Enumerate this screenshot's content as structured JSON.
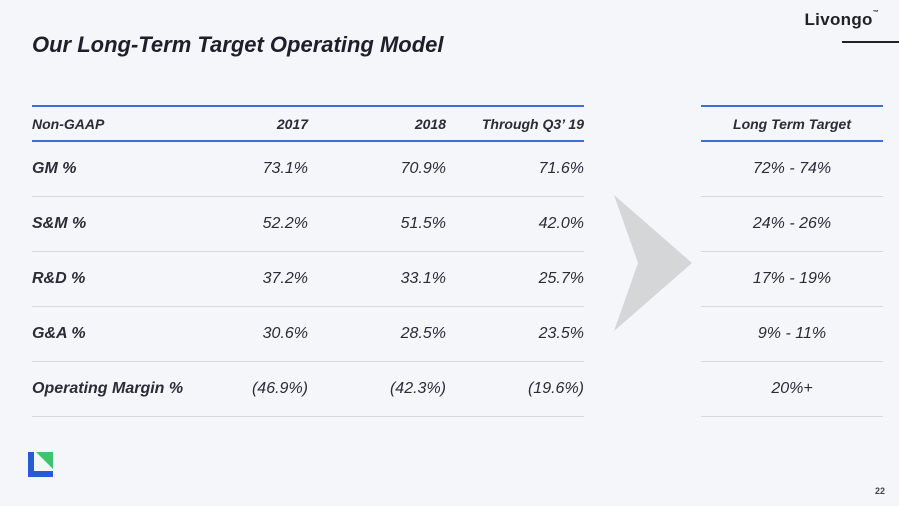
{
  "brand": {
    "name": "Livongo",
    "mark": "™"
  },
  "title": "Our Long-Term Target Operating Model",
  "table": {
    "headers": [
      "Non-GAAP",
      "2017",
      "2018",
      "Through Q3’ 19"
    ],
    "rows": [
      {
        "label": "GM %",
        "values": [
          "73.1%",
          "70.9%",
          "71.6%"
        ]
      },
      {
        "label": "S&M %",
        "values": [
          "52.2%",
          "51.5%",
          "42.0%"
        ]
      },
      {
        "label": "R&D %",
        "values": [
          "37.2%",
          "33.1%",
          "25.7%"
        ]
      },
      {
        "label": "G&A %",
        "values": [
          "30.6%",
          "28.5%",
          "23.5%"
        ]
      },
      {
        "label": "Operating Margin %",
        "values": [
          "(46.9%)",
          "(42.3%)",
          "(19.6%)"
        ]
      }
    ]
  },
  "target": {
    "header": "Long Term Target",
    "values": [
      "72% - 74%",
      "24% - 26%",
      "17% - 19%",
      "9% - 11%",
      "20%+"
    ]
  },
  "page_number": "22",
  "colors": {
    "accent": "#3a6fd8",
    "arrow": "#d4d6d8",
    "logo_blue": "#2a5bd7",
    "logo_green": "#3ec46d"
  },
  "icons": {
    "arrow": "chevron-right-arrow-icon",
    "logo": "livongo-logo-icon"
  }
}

-----

-- Given instruction --
Write out each entry exactly as given, but skip the pictures.

-- Output below --
Enumerate this screenshot's content as structured JSON.
{
  "brand": {
    "name": "Livongo",
    "mark": "™"
  },
  "title": "Our Long-Term Target Operating Model",
  "table": {
    "headers": [
      "Non-GAAP",
      "2017",
      "2018",
      "Through Q3’ 19"
    ],
    "rows": [
      {
        "label": "GM %",
        "values": [
          "73.1%",
          "70.9%",
          "71.6%"
        ]
      },
      {
        "label": "S&M %",
        "values": [
          "52.2%",
          "51.5%",
          "42.0%"
        ]
      },
      {
        "label": "R&D %",
        "values": [
          "37.2%",
          "33.1%",
          "25.7%"
        ]
      },
      {
        "label": "G&A %",
        "values": [
          "30.6%",
          "28.5%",
          "23.5%"
        ]
      },
      {
        "label": "Operating Margin %",
        "values": [
          "(46.9%)",
          "(42.3%)",
          "(19.6%)"
        ]
      }
    ]
  },
  "target": {
    "header": "Long Term Target",
    "values": [
      "72% - 74%",
      "24% - 26%",
      "17% - 19%",
      "9% - 11%",
      "20%+"
    ]
  },
  "page_number": "22",
  "colors": {
    "accent": "#3a6fd8",
    "arrow": "#d4d6d8",
    "logo_blue": "#2a5bd7",
    "logo_green": "#3ec46d"
  },
  "icons": {
    "arrow": "chevron-right-arrow-icon",
    "logo": "livongo-logo-icon"
  }
}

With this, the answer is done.